Extract every line below, verbatim.

*Provided entries*:
________________________

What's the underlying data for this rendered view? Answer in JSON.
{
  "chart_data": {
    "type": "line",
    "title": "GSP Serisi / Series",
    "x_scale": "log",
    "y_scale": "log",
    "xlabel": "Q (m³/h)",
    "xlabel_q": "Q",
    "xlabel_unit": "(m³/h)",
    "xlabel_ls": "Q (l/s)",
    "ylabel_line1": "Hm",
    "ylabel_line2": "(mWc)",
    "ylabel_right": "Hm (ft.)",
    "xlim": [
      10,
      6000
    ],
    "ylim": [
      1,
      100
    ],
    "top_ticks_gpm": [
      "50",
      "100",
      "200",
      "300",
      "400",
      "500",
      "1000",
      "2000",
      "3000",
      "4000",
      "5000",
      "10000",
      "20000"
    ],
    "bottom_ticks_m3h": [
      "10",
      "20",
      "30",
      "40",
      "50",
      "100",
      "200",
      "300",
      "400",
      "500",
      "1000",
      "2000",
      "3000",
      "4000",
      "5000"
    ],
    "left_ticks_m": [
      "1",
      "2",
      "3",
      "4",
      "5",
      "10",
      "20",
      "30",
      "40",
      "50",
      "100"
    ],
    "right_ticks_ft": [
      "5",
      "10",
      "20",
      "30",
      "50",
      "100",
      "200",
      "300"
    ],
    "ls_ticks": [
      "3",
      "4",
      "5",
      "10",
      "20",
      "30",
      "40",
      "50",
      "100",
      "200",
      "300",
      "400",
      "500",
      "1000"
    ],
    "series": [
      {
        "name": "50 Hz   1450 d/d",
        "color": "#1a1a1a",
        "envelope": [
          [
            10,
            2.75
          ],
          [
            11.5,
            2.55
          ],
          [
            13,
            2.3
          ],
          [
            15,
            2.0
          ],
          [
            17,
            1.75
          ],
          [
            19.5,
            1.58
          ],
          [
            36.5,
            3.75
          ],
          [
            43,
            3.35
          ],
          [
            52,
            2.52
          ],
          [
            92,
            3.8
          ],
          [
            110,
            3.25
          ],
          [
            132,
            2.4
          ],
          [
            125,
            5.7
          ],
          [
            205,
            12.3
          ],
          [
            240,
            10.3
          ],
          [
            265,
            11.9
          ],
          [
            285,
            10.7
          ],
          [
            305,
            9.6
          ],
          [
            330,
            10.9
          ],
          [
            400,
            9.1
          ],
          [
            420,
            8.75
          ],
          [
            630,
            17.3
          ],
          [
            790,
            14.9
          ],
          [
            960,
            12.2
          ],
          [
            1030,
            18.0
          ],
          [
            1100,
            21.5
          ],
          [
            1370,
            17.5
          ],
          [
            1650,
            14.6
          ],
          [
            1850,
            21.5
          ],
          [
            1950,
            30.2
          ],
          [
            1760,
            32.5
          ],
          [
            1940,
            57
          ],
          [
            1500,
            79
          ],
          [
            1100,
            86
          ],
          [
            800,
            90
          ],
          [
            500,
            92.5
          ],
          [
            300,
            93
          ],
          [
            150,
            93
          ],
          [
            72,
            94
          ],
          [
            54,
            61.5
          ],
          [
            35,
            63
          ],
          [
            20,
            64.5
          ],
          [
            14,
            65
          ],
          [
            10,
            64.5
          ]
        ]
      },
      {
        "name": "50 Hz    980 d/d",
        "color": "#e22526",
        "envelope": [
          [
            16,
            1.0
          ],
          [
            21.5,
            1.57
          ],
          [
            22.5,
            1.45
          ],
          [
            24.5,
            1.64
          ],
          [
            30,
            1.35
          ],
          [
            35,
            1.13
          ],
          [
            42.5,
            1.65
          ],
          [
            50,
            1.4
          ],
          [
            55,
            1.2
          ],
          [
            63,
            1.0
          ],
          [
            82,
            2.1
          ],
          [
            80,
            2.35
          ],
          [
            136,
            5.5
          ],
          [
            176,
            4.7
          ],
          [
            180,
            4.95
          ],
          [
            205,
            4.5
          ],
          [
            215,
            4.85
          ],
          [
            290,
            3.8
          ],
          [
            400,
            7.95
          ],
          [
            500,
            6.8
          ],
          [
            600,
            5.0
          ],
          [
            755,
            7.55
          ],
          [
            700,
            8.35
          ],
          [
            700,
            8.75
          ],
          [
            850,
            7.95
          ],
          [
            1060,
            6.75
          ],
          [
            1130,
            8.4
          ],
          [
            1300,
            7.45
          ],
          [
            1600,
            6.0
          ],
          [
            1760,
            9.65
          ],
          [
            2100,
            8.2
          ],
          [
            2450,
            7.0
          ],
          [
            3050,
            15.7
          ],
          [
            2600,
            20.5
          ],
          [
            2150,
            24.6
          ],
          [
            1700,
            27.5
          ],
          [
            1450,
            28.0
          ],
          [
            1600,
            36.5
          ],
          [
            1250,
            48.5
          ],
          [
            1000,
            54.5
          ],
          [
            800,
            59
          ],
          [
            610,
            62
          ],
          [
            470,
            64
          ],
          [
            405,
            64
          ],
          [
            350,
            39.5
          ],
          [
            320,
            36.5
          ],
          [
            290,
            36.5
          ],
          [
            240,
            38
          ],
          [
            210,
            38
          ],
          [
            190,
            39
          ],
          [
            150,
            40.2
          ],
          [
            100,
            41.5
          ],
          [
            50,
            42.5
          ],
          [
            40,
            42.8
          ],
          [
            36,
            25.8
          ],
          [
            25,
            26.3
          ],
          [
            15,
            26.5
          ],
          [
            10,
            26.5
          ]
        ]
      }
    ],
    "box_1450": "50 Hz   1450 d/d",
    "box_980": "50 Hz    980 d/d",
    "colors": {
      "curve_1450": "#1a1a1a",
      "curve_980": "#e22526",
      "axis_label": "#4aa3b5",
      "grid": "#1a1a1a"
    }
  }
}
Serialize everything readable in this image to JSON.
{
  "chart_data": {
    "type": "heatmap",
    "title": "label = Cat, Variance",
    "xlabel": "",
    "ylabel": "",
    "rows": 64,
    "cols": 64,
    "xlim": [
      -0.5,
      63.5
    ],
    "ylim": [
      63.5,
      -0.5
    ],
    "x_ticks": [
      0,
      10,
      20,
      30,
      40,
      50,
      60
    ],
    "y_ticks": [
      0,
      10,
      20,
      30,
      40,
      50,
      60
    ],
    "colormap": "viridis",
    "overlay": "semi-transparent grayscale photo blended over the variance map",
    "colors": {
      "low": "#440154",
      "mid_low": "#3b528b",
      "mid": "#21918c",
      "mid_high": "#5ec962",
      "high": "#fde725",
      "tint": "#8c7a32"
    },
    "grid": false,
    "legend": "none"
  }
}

________________________

*Worked solution*:
What's the underlying data for this rendered view? Answer in JSON.
{
  "chart_data": {
    "type": "line",
    "title": "GSP Serisi / Series",
    "x_scale": "log",
    "y_scale": "log",
    "xlabel": "Q (m³/h)",
    "xlabel_q": "Q",
    "xlabel_unit": "(m³/h)",
    "xlabel_ls": "Q (l/s)",
    "ylabel_line1": "Hm",
    "ylabel_line2": "(mWc)",
    "ylabel_right": "Hm (ft.)",
    "xlim": [
      10,
      6000
    ],
    "ylim": [
      1,
      100
    ],
    "top_ticks_gpm": [
      "50",
      "100",
      "200",
      "300",
      "400",
      "500",
      "1000",
      "2000",
      "3000",
      "4000",
      "5000",
      "10000",
      "20000"
    ],
    "bottom_ticks_m3h": [
      "10",
      "20",
      "30",
      "40",
      "50",
      "100",
      "200",
      "300",
      "400",
      "500",
      "1000",
      "2000",
      "3000",
      "4000",
      "5000"
    ],
    "left_ticks_m": [
      "1",
      "2",
      "3",
      "4",
      "5",
      "10",
      "20",
      "30",
      "40",
      "50",
      "100"
    ],
    "right_ticks_ft": [
      "5",
      "10",
      "20",
      "30",
      "50",
      "100",
      "200",
      "300"
    ],
    "ls_ticks": [
      "3",
      "4",
      "5",
      "10",
      "20",
      "30",
      "40",
      "50",
      "100",
      "200",
      "300",
      "400",
      "500",
      "1000"
    ],
    "series": [
      {
        "name": "50 Hz   1450 d/d",
        "color": "#1a1a1a",
        "envelope": [
          [
            10,
            2.75
          ],
          [
            11.5,
            2.55
          ],
          [
            13,
            2.3
          ],
          [
            15,
            2.0
          ],
          [
            17,
            1.75
          ],
          [
            19.5,
            1.58
          ],
          [
            36.5,
            3.75
          ],
          [
            43,
            3.35
          ],
          [
            52,
            2.52
          ],
          [
            92,
            3.8
          ],
          [
            110,
            3.25
          ],
          [
            132,
            2.4
          ],
          [
            125,
            5.7
          ],
          [
            205,
            12.3
          ],
          [
            240,
            10.3
          ],
          [
            265,
            11.9
          ],
          [
            285,
            10.7
          ],
          [
            305,
            9.6
          ],
          [
            330,
            10.9
          ],
          [
            400,
            9.1
          ],
          [
            420,
            8.75
          ],
          [
            630,
            17.3
          ],
          [
            790,
            14.9
          ],
          [
            960,
            12.2
          ],
          [
            1030,
            18.0
          ],
          [
            1100,
            21.5
          ],
          [
            1370,
            17.5
          ],
          [
            1650,
            14.6
          ],
          [
            1850,
            21.5
          ],
          [
            1950,
            30.2
          ],
          [
            1760,
            32.5
          ],
          [
            1940,
            57
          ],
          [
            1500,
            79
          ],
          [
            1100,
            86
          ],
          [
            800,
            90
          ],
          [
            500,
            92.5
          ],
          [
            300,
            93
          ],
          [
            150,
            93
          ],
          [
            72,
            94
          ],
          [
            54,
            61.5
          ],
          [
            35,
            63
          ],
          [
            20,
            64.5
          ],
          [
            14,
            65
          ],
          [
            10,
            64.5
          ]
        ]
      },
      {
        "name": "50 Hz    980 d/d",
        "color": "#e22526",
        "envelope": [
          [
            16,
            1.0
          ],
          [
            21.5,
            1.57
          ],
          [
            22.5,
            1.45
          ],
          [
            24.5,
            1.64
          ],
          [
            30,
            1.35
          ],
          [
            35,
            1.13
          ],
          [
            42.5,
            1.65
          ],
          [
            50,
            1.4
          ],
          [
            55,
            1.2
          ],
          [
            63,
            1.0
          ],
          [
            82,
            2.1
          ],
          [
            80,
            2.35
          ],
          [
            136,
            5.5
          ],
          [
            176,
            4.7
          ],
          [
            180,
            4.95
          ],
          [
            205,
            4.5
          ],
          [
            215,
            4.85
          ],
          [
            290,
            3.8
          ],
          [
            400,
            7.95
          ],
          [
            500,
            6.8
          ],
          [
            600,
            5.0
          ],
          [
            755,
            7.55
          ],
          [
            700,
            8.35
          ],
          [
            700,
            8.75
          ],
          [
            850,
            7.95
          ],
          [
            1060,
            6.75
          ],
          [
            1130,
            8.4
          ],
          [
            1300,
            7.45
          ],
          [
            1600,
            6.0
          ],
          [
            1760,
            9.65
          ],
          [
            2100,
            8.2
          ],
          [
            2450,
            7.0
          ],
          [
            3050,
            15.7
          ],
          [
            2600,
            20.5
          ],
          [
            2150,
            24.6
          ],
          [
            1700,
            27.5
          ],
          [
            1450,
            28.0
          ],
          [
            1600,
            36.5
          ],
          [
            1250,
            48.5
          ],
          [
            1000,
            54.5
          ],
          [
            800,
            59
          ],
          [
            610,
            62
          ],
          [
            470,
            64
          ],
          [
            405,
            64
          ],
          [
            350,
            39.5
          ],
          [
            320,
            36.5
          ],
          [
            290,
            36.5
          ],
          [
            240,
            38
          ],
          [
            210,
            38
          ],
          [
            190,
            39
          ],
          [
            150,
            40.2
          ],
          [
            100,
            41.5
          ],
          [
            50,
            42.5
          ],
          [
            40,
            42.8
          ],
          [
            36,
            25.8
          ],
          [
            25,
            26.3
          ],
          [
            15,
            26.5
          ],
          [
            10,
            26.5
          ]
        ]
      }
    ],
    "box_1450": "50 Hz   1450 d/d",
    "box_980": "50 Hz    980 d/d",
    "colors": {
      "curve_1450": "#1a1a1a",
      "curve_980": "#e22526",
      "axis_label": "#4aa3b5",
      "grid": "#1a1a1a"
    }
  }
}
Serialize everything readable in this image to JSON.
{
  "chart_data": {
    "type": "heatmap",
    "title": "label = Cat, Variance",
    "xlabel": "",
    "ylabel": "",
    "rows": 64,
    "cols": 64,
    "xlim": [
      -0.5,
      63.5
    ],
    "ylim": [
      63.5,
      -0.5
    ],
    "x_ticks": [
      0,
      10,
      20,
      30,
      40,
      50,
      60
    ],
    "y_ticks": [
      0,
      10,
      20,
      30,
      40,
      50,
      60
    ],
    "colormap": "viridis",
    "overlay": "semi-transparent grayscale photo blended over the variance map",
    "colors": {
      "low": "#440154",
      "mid_low": "#3b528b",
      "mid": "#21918c",
      "mid_high": "#5ec962",
      "high": "#fde725",
      "tint": "#8c7a32"
    },
    "grid": false,
    "legend": "none"
  }
}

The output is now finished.